AIM: Extract the whole listing as it stands. Do not include the pictures.

-- start of SOURCE RECORDS --

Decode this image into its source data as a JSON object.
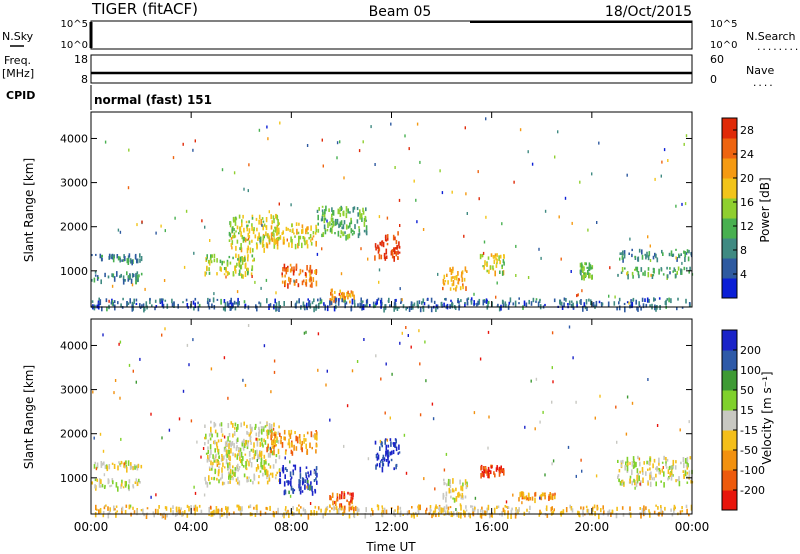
{
  "header": {
    "radar": "TIGER (fitACF)",
    "beam": "Beam 05",
    "date": "18/Oct/2015"
  },
  "status_rows": {
    "nsky_label": "N.Sky",
    "nsearch_label": "N.Search",
    "nsearch_line": "..........",
    "noise_ticks": {
      "top": "10^5",
      "bottom": "10^0"
    },
    "freq_label": "Freq.",
    "freq_unit": "[MHz]",
    "freq_ticks": {
      "top": "18",
      "bottom": "8"
    },
    "nave_label": "Nave",
    "nave_line": "....",
    "nave_ticks": {
      "top": "60",
      "bottom": "0"
    },
    "cpid_label": "CPID",
    "cpid_value": "normal (fast) 151"
  },
  "colors": {
    "power": [
      "#0b1fd6",
      "#2e5aa0",
      "#3f8a82",
      "#48b050",
      "#8fcf2f",
      "#f2c41a",
      "#f59a12",
      "#ee6410",
      "#e02a08"
    ],
    "velocity": [
      "#e8150c",
      "#ee5a0c",
      "#f2910f",
      "#f4bf1a",
      "#c8c8c2",
      "#80d12c",
      "#3e9a34",
      "#2e5aa8",
      "#1a23c8"
    ]
  },
  "chart_data": [
    {
      "type": "heatmap",
      "name": "power",
      "ylabel": "Slant Range [km]",
      "y_ticks": [
        1000,
        2000,
        3000,
        4000
      ],
      "ylim": [
        180,
        4600
      ],
      "colorbar": {
        "label": "Power [dB]",
        "ticks": [
          4,
          8,
          12,
          16,
          20,
          24,
          28
        ],
        "range": [
          0,
          30
        ]
      },
      "echo_regions": [
        {
          "x": [
            0.0,
            2.0
          ],
          "y": [
            800,
            1000
          ],
          "level": 0.3
        },
        {
          "x": [
            0.0,
            2.0
          ],
          "y": [
            1250,
            1400
          ],
          "level": 0.25
        },
        {
          "x": [
            4.5,
            6.5
          ],
          "y": [
            900,
            1400
          ],
          "level": 0.5
        },
        {
          "x": [
            5.5,
            7.5
          ],
          "y": [
            1500,
            2300
          ],
          "level": 0.55
        },
        {
          "x": [
            7.0,
            9.0
          ],
          "y": [
            1600,
            2100
          ],
          "level": 0.6
        },
        {
          "x": [
            7.5,
            9.0
          ],
          "y": [
            700,
            1200
          ],
          "level": 0.8
        },
        {
          "x": [
            9.0,
            11.0
          ],
          "y": [
            1800,
            2500
          ],
          "level": 0.4
        },
        {
          "x": [
            9.5,
            10.5
          ],
          "y": [
            300,
            600
          ],
          "level": 0.75
        },
        {
          "x": [
            11.3,
            12.3
          ],
          "y": [
            1300,
            1900
          ],
          "level": 0.92
        },
        {
          "x": [
            14.0,
            15.0
          ],
          "y": [
            600,
            1100
          ],
          "level": 0.7
        },
        {
          "x": [
            15.5,
            16.5
          ],
          "y": [
            1000,
            1400
          ],
          "level": 0.55
        },
        {
          "x": [
            19.5,
            20.0
          ],
          "y": [
            900,
            1200
          ],
          "level": 0.45
        },
        {
          "x": [
            21.0,
            24.0
          ],
          "y": [
            900,
            1100
          ],
          "level": 0.35
        },
        {
          "x": [
            21.0,
            24.0
          ],
          "y": [
            1300,
            1500
          ],
          "level": 0.3
        },
        {
          "x": [
            0.0,
            24.0
          ],
          "y": [
            180,
            400
          ],
          "level": 0.2
        }
      ]
    },
    {
      "type": "heatmap",
      "name": "velocity",
      "xlabel": "Time UT",
      "ylabel": "Slant Range [km]",
      "x_ticks": [
        "00:00",
        "04:00",
        "08:00",
        "12:00",
        "16:00",
        "20:00",
        "00:00"
      ],
      "xlim": [
        0,
        24
      ],
      "y_ticks": [
        1000,
        2000,
        3000,
        4000
      ],
      "ylim": [
        180,
        4600
      ],
      "colorbar": {
        "label": "Velocity [m s⁻¹]",
        "ticks": [
          "200",
          "100",
          "50",
          "15",
          "-15",
          "-50",
          "-100",
          "-200"
        ]
      },
      "echo_regions": [
        {
          "x": [
            0.0,
            2.0
          ],
          "y": [
            800,
            1000
          ],
          "level": 0.5
        },
        {
          "x": [
            0.0,
            2.0
          ],
          "y": [
            1250,
            1400
          ],
          "level": 0.5
        },
        {
          "x": [
            4.5,
            7.5
          ],
          "y": [
            900,
            2300
          ],
          "level": 0.5
        },
        {
          "x": [
            7.0,
            9.0
          ],
          "y": [
            1600,
            2100
          ],
          "level": 0.3
        },
        {
          "x": [
            7.5,
            9.0
          ],
          "y": [
            700,
            1300
          ],
          "level": 0.9
        },
        {
          "x": [
            9.5,
            10.5
          ],
          "y": [
            300,
            700
          ],
          "level": 0.15
        },
        {
          "x": [
            11.3,
            12.3
          ],
          "y": [
            1200,
            1900
          ],
          "level": 0.95
        },
        {
          "x": [
            14.0,
            15.0
          ],
          "y": [
            500,
            1000
          ],
          "level": 0.5
        },
        {
          "x": [
            15.5,
            16.5
          ],
          "y": [
            1100,
            1300
          ],
          "level": 0.1
        },
        {
          "x": [
            17.0,
            18.5
          ],
          "y": [
            550,
            700
          ],
          "level": 0.3
        },
        {
          "x": [
            21.0,
            24.0
          ],
          "y": [
            900,
            1500
          ],
          "level": 0.5
        },
        {
          "x": [
            0.0,
            24.0
          ],
          "y": [
            180,
            400
          ],
          "level": 0.4
        }
      ]
    }
  ]
}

-- end of SOURCE RECORDS --

RESULT OF THIS EXERCISE:
Decode this image into its source data as a JSON object.
{
  "header": {
    "radar": "TIGER (fitACF)",
    "beam": "Beam 05",
    "date": "18/Oct/2015"
  },
  "status_rows": {
    "nsky_label": "N.Sky",
    "nsearch_label": "N.Search",
    "nsearch_line": "..........",
    "noise_ticks": {
      "top": "10^5",
      "bottom": "10^0"
    },
    "freq_label": "Freq.",
    "freq_unit": "[MHz]",
    "freq_ticks": {
      "top": "18",
      "bottom": "8"
    },
    "nave_label": "Nave",
    "nave_line": "....",
    "nave_ticks": {
      "top": "60",
      "bottom": "0"
    },
    "cpid_label": "CPID",
    "cpid_value": "normal (fast) 151"
  },
  "colors": {
    "power": [
      "#0b1fd6",
      "#2e5aa0",
      "#3f8a82",
      "#48b050",
      "#8fcf2f",
      "#f2c41a",
      "#f59a12",
      "#ee6410",
      "#e02a08"
    ],
    "velocity": [
      "#e8150c",
      "#ee5a0c",
      "#f2910f",
      "#f4bf1a",
      "#c8c8c2",
      "#80d12c",
      "#3e9a34",
      "#2e5aa8",
      "#1a23c8"
    ]
  },
  "chart_data": [
    {
      "type": "heatmap",
      "name": "power",
      "ylabel": "Slant Range [km]",
      "y_ticks": [
        1000,
        2000,
        3000,
        4000
      ],
      "ylim": [
        180,
        4600
      ],
      "colorbar": {
        "label": "Power [dB]",
        "ticks": [
          4,
          8,
          12,
          16,
          20,
          24,
          28
        ],
        "range": [
          0,
          30
        ]
      },
      "echo_regions": [
        {
          "x": [
            0.0,
            2.0
          ],
          "y": [
            800,
            1000
          ],
          "level": 0.3
        },
        {
          "x": [
            0.0,
            2.0
          ],
          "y": [
            1250,
            1400
          ],
          "level": 0.25
        },
        {
          "x": [
            4.5,
            6.5
          ],
          "y": [
            900,
            1400
          ],
          "level": 0.5
        },
        {
          "x": [
            5.5,
            7.5
          ],
          "y": [
            1500,
            2300
          ],
          "level": 0.55
        },
        {
          "x": [
            7.0,
            9.0
          ],
          "y": [
            1600,
            2100
          ],
          "level": 0.6
        },
        {
          "x": [
            7.5,
            9.0
          ],
          "y": [
            700,
            1200
          ],
          "level": 0.8
        },
        {
          "x": [
            9.0,
            11.0
          ],
          "y": [
            1800,
            2500
          ],
          "level": 0.4
        },
        {
          "x": [
            9.5,
            10.5
          ],
          "y": [
            300,
            600
          ],
          "level": 0.75
        },
        {
          "x": [
            11.3,
            12.3
          ],
          "y": [
            1300,
            1900
          ],
          "level": 0.92
        },
        {
          "x": [
            14.0,
            15.0
          ],
          "y": [
            600,
            1100
          ],
          "level": 0.7
        },
        {
          "x": [
            15.5,
            16.5
          ],
          "y": [
            1000,
            1400
          ],
          "level": 0.55
        },
        {
          "x": [
            19.5,
            20.0
          ],
          "y": [
            900,
            1200
          ],
          "level": 0.45
        },
        {
          "x": [
            21.0,
            24.0
          ],
          "y": [
            900,
            1100
          ],
          "level": 0.35
        },
        {
          "x": [
            21.0,
            24.0
          ],
          "y": [
            1300,
            1500
          ],
          "level": 0.3
        },
        {
          "x": [
            0.0,
            24.0
          ],
          "y": [
            180,
            400
          ],
          "level": 0.2
        }
      ]
    },
    {
      "type": "heatmap",
      "name": "velocity",
      "xlabel": "Time UT",
      "ylabel": "Slant Range [km]",
      "x_ticks": [
        "00:00",
        "04:00",
        "08:00",
        "12:00",
        "16:00",
        "20:00",
        "00:00"
      ],
      "xlim": [
        0,
        24
      ],
      "y_ticks": [
        1000,
        2000,
        3000,
        4000
      ],
      "ylim": [
        180,
        4600
      ],
      "colorbar": {
        "label": "Velocity [m s⁻¹]",
        "ticks": [
          "200",
          "100",
          "50",
          "15",
          "-15",
          "-50",
          "-100",
          "-200"
        ]
      },
      "echo_regions": [
        {
          "x": [
            0.0,
            2.0
          ],
          "y": [
            800,
            1000
          ],
          "level": 0.5
        },
        {
          "x": [
            0.0,
            2.0
          ],
          "y": [
            1250,
            1400
          ],
          "level": 0.5
        },
        {
          "x": [
            4.5,
            7.5
          ],
          "y": [
            900,
            2300
          ],
          "level": 0.5
        },
        {
          "x": [
            7.0,
            9.0
          ],
          "y": [
            1600,
            2100
          ],
          "level": 0.3
        },
        {
          "x": [
            7.5,
            9.0
          ],
          "y": [
            700,
            1300
          ],
          "level": 0.9
        },
        {
          "x": [
            9.5,
            10.5
          ],
          "y": [
            300,
            700
          ],
          "level": 0.15
        },
        {
          "x": [
            11.3,
            12.3
          ],
          "y": [
            1200,
            1900
          ],
          "level": 0.95
        },
        {
          "x": [
            14.0,
            15.0
          ],
          "y": [
            500,
            1000
          ],
          "level": 0.5
        },
        {
          "x": [
            15.5,
            16.5
          ],
          "y": [
            1100,
            1300
          ],
          "level": 0.1
        },
        {
          "x": [
            17.0,
            18.5
          ],
          "y": [
            550,
            700
          ],
          "level": 0.3
        },
        {
          "x": [
            21.0,
            24.0
          ],
          "y": [
            900,
            1500
          ],
          "level": 0.5
        },
        {
          "x": [
            0.0,
            24.0
          ],
          "y": [
            180,
            400
          ],
          "level": 0.4
        }
      ]
    }
  ]
}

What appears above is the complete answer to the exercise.